#### DATA FOR THE TASK
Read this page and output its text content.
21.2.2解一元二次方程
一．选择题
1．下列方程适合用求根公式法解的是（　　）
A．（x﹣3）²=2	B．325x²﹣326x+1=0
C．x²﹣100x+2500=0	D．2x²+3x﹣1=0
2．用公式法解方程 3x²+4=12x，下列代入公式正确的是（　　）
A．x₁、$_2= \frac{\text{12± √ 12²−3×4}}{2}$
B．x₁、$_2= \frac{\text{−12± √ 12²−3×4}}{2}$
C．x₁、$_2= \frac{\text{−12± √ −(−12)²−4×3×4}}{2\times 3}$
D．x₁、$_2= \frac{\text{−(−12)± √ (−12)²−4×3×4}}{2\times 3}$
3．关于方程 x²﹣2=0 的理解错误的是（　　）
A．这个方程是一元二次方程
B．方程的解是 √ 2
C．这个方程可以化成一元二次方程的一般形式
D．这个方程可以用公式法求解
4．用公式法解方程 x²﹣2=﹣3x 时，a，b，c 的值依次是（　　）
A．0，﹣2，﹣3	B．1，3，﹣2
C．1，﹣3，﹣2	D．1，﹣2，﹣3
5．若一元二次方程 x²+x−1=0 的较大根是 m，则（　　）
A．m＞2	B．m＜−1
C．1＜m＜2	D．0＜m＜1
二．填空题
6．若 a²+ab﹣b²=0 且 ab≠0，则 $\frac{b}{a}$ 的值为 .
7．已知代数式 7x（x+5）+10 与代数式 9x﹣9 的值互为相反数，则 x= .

#### WRITTEN INSTRUCTION
From the records given above, copy all lines containing "frac".

#### ANSWER TO THIS TASK
A．x₁、$_2= \frac{\text{12± √ 12²−3×4}}{2}$
B．x₁、$_2= \frac{\text{−12± √ 12²−3×4}}{2}$
C．x₁、$_2= \frac{\text{−12± √ −(−12)²−4×3×4}}{2\times 3}$
D．x₁、$_2= \frac{\text{−(−12)± √ (−12)²−4×3×4}}{2\times 3}$
6．若 a²+ab﹣b²=0 且 ab≠0，则 $\frac{b}{a}$ 的值为 .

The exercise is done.